Aim
Please render every line of the items below as a Markdown table with two columns, Row and Item line, numbering the rows and omitting any blank lines.
# start of Supplied material
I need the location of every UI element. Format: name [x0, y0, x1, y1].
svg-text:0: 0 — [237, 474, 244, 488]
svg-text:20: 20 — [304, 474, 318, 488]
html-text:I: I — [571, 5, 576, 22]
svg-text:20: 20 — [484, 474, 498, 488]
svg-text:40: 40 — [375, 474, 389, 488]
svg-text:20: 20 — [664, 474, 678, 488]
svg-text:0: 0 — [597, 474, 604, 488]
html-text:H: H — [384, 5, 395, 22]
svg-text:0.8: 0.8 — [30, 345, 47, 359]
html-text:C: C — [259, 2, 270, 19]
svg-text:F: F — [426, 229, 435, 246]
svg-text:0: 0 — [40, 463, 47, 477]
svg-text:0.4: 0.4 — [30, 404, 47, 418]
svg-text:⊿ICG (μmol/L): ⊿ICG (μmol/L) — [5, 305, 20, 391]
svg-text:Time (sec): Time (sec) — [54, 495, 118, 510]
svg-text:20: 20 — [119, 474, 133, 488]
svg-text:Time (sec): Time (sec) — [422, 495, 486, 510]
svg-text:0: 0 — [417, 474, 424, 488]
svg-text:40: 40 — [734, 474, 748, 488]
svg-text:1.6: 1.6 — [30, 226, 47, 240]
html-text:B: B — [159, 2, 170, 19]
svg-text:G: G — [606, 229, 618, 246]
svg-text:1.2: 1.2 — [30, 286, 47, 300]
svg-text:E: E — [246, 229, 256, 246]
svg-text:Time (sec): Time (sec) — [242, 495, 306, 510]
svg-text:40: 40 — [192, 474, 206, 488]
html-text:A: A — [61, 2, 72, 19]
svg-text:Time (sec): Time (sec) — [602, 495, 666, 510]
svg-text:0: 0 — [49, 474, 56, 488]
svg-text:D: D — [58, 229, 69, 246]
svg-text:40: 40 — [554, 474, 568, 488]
# end of Supplied material
Correct response
| Row | Item line |
|---|---|
| 1 | I need the location of every UI element. Format: name [x0, y0, x1, y1]. |
| 2 | svg-text:0: 0 — [237, 474, 244, 488] |
| 3 | svg-text:20: 20 — [304, 474, 318, 488] |
| 4 | html-text:I: I — [571, 5, 576, 22] |
| 5 | svg-text:20: 20 — [484, 474, 498, 488] |
| 6 | svg-text:40: 40 — [375, 474, 389, 488] |
| 7 | svg-text:20: 20 — [664, 474, 678, 488] |
| 8 | svg-text:0: 0 — [597, 474, 604, 488] |
| 9 | html-text:H: H — [384, 5, 395, 22] |
| 10 | svg-text:0.8: 0.8 — [30, 345, 47, 359] |
| 11 | html-text:C: C — [259, 2, 270, 19] |
| 12 | svg-text:F: F — [426, 229, 435, 246] |
| 13 | svg-text:0: 0 — [40, 463, 47, 477] |
| 14 | svg-text:0.4: 0.4 — [30, 404, 47, 418] |
| 15 | svg-text:⊿ICG (μmol/L): ⊿ICG (μmol/L) — [5, 305, 20, 391] |
| 16 | svg-text:Time (sec): Time (sec) — [54, 495, 118, 510] |
| 17 | svg-text:20: 20 — [119, 474, 133, 488] |
| 18 | svg-text:Time (sec): Time (sec) — [422, 495, 486, 510] |
| 19 | svg-text:0: 0 — [417, 474, 424, 488] |
| 20 | svg-text:40: 40 — [734, 474, 748, 488] |
| 21 | svg-text:1.6: 1.6 — [30, 226, 47, 240] |
| 22 | html-text:B: B — [159, 2, 170, 19] |
| 23 | svg-text:G: G — [606, 229, 618, 246] |
| 24 | svg-text:1.2: 1.2 — [30, 286, 47, 300] |
| 25 | svg-text:E: E — [246, 229, 256, 246] |
| 26 | svg-text:Time (sec): Time (sec) — [242, 495, 306, 510] |
| 27 | svg-text:40: 40 — [192, 474, 206, 488] |
| 28 | html-text:A: A — [61, 2, 72, 19] |
| 29 | svg-text:Time (sec): Time (sec) — [602, 495, 666, 510] |
| 30 | svg-text:0: 0 — [49, 474, 56, 488] |
| 31 | svg-text:D: D — [58, 229, 69, 246] |
| 32 | svg-text:40: 40 — [554, 474, 568, 488] |